* [Stated exercise] Write each line out again exactly as written.

#### Data listing

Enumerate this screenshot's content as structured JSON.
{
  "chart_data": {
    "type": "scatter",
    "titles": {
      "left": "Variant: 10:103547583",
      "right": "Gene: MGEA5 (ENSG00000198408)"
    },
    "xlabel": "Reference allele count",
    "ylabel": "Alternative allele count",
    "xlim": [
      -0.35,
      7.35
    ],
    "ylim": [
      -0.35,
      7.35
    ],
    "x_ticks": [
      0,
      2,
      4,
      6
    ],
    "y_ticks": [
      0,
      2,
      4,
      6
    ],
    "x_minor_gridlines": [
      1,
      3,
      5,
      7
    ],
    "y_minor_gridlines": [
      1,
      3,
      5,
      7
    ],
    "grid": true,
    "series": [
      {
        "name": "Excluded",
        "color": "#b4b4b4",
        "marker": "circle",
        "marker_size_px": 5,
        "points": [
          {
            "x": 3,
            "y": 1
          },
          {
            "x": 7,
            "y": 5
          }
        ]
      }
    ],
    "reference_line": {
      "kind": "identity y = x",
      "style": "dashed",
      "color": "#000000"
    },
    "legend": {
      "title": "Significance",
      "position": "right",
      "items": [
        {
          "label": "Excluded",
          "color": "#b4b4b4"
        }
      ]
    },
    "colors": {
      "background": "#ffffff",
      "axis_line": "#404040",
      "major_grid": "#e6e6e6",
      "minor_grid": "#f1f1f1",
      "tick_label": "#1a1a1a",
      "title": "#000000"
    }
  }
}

########

* [Task result]
Enumerate this screenshot's content as structured JSON.
{
  "chart_data": {
    "type": "scatter",
    "titles": {
      "left": "Variant: 10:103547583",
      "right": "Gene: MGEA5 (ENSG00000198408)"
    },
    "xlabel": "Reference allele count",
    "ylabel": "Alternative allele count",
    "xlim": [
      -0.35,
      7.35
    ],
    "ylim": [
      -0.35,
      7.35
    ],
    "x_ticks": [
      0,
      2,
      4,
      6
    ],
    "y_ticks": [
      0,
      2,
      4,
      6
    ],
    "x_minor_gridlines": [
      1,
      3,
      5,
      7
    ],
    "y_minor_gridlines": [
      1,
      3,
      5,
      7
    ],
    "grid": true,
    "series": [
      {
        "name": "Excluded",
        "color": "#b4b4b4",
        "marker": "circle",
        "marker_size_px": 5,
        "points": [
          {
            "x": 3,
            "y": 1
          },
          {
            "x": 7,
            "y": 5
          }
        ]
      }
    ],
    "reference_line": {
      "kind": "identity y = x",
      "style": "dashed",
      "color": "#000000"
    },
    "legend": {
      "title": "Significance",
      "position": "right",
      "items": [
        {
          "label": "Excluded",
          "color": "#b4b4b4"
        }
      ]
    },
    "colors": {
      "background": "#ffffff",
      "axis_line": "#404040",
      "major_grid": "#e6e6e6",
      "minor_grid": "#f1f1f1",
      "tick_label": "#1a1a1a",
      "title": "#000000"
    }
  }
}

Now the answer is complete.